• _SOURCE DATA_:
— START —

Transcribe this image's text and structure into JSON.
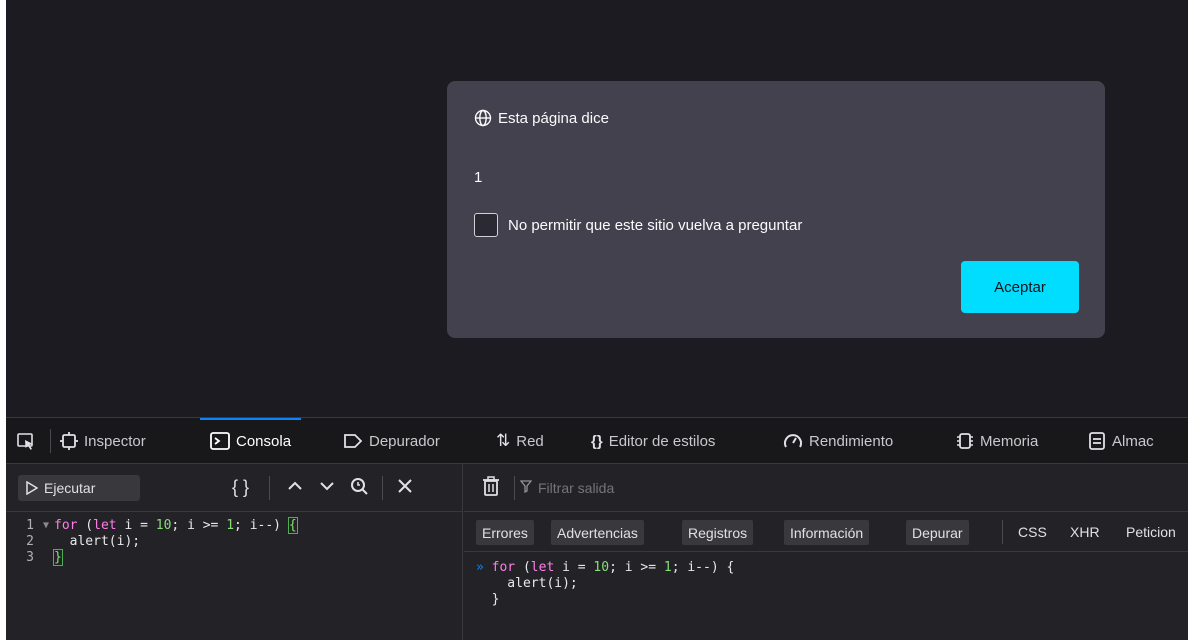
{
  "dialog": {
    "title": "Esta página dice",
    "message": "1",
    "checkbox_label": "No permitir que este sitio vuelva a preguntar",
    "accept_label": "Aceptar"
  },
  "devtools": {
    "tabs": [
      {
        "label": "Inspector",
        "icon": "inspector-icon"
      },
      {
        "label": "Consola",
        "icon": "console-icon",
        "active": true
      },
      {
        "label": "Depurador",
        "icon": "debugger-icon"
      },
      {
        "label": "Red",
        "icon": "network-icon"
      },
      {
        "label": "Editor de estilos",
        "icon": "style-editor-icon"
      },
      {
        "label": "Rendimiento",
        "icon": "performance-icon"
      },
      {
        "label": "Memoria",
        "icon": "memory-icon"
      },
      {
        "label": "Almac",
        "icon": "storage-icon"
      }
    ],
    "run_label": "Ejecutar",
    "filter_placeholder": "Filtrar salida",
    "filters": [
      "Errores",
      "Advertencias",
      "Registros",
      "Información",
      "Depurar"
    ],
    "filter_texts": [
      "CSS",
      "XHR",
      "Peticion"
    ],
    "editor_lines": [
      "1",
      "2",
      "3"
    ]
  },
  "colors": {
    "accent": "#0a84ff",
    "accept_button": "#00ddff",
    "dialog_bg": "#42414d",
    "page_bg": "#1c1b22"
  }
}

— END —

• _WRITTEN REQUEST_: Copy every line from the entries that contains the word "icon".

• _ANSWER IN FULL_:
        "icon": "inspector-icon"
        "icon": "console-icon",
        "icon": "debugger-icon"
        "icon": "network-icon"
        "icon": "style-editor-icon"
        "icon": "performance-icon"
        "icon": "memory-icon"
        "icon": "storage-icon"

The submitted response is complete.